++++ SOURCE EXTRACT ++++
African Americans and people of African descent have been a part of Virginia’s—and America’s—story since European colonization of the North American continent began. Yet the contributions of African Americans often have been ignored, obscured, or underappreciated by those who recorded history. In observance of Black History Month, the Library of Virginia and Dominion Energy honor distinguished Virginians, past and present, as Strong Men & Women in Virginia History for their important contributions to the state, the nation, or their professions. These individuals demonstrate how African Americans have actively campaigned through education and advocacy for better lives for all Americans.
The Library started honoring notable African Americans in 2007, drawing from the Library’s Dictionary of Virginia Biography. Short online biographies were published during African American History Month to highlight the achievements of African American Virginians who had been ignored by the history books. In 2009 the Library partnered with Capital One to expand the program, which was renamed African American Trailblazers in Virginia History, and included a poster sent to schools, a traveling exhibition hosted by public libraries, and a public celebration recognizing the honorees. The Library also began sponsoring an annual student essay contest. African American Trailblazers honored distinguished Virginians throughout the state’s history who served as powerful examples of individuals who refused to be defined by their circumstances and who persevered during challenging times. In 2013 the Library’s African American Trailblazers program merged with Dominion Energy’s Strong Men & Women: Excellence in Leadership series to create the Strong Men & Women in Virginia History program.
Resource materials for Strong Men & Women in Virginia History are available online through the Library of Virginia. Educators may also request a set of materials through our contact us page. The Strong Men & Women program mails free educational posters, and two copies of a panel exhibition travel across the state to dozens of public libraries, museums, and schools. Last year, the education department at the Library of Virginia created an interactive online component of Strong Men & Women in Virginia history. Virginia Changemakers features short biographies of Virginians that have been honored through the Library of Virginia’s signature programs Strong Men and Women in Virginia History (celebrating Black History Month), Virginia Women in History (celebrating Women’s History month), and New Virginians (celebrating the state’s diverse immigration history).
++++
[COMPLETE THE FOLLOWING]:
1 - According to the text on Virginia's Black History Month honors, which company did the Library of Virginia partner with in 2009 to expand its program?
2 - Echo the text on Virginia's Black History Month honors word for word, starting at "African Americans and" and ending at "for all Americans.".
++++ MATERIAL ++++
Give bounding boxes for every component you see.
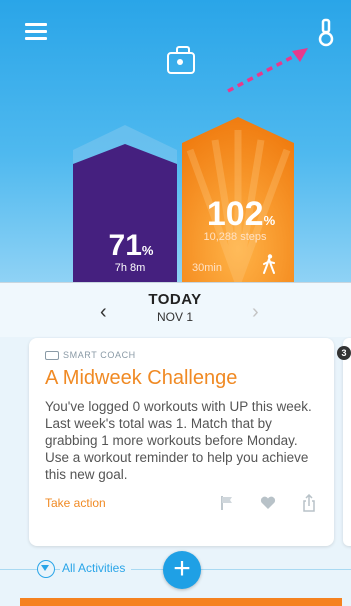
++++
[RESULTS OF THE EXERCISE]:
1 - Capital One

2 -
African Americans and people of African descent have been a part of Virginia’s—and America’s—story since European colonization of the North American continent began. Yet the contributions of African Americans often have been ignored, obscured, or underappreciated by those who recorded history. In observance of Black History Month, the Library of Virginia and Dominion Energy honor distinguished Virginians, past and present, as Strong Men & Women in Virginia History for their important contributions to the state, the nation, or their professions. These individuals demonstrate how African Americans have actively campaigned through education and advocacy for better lives for all Americans.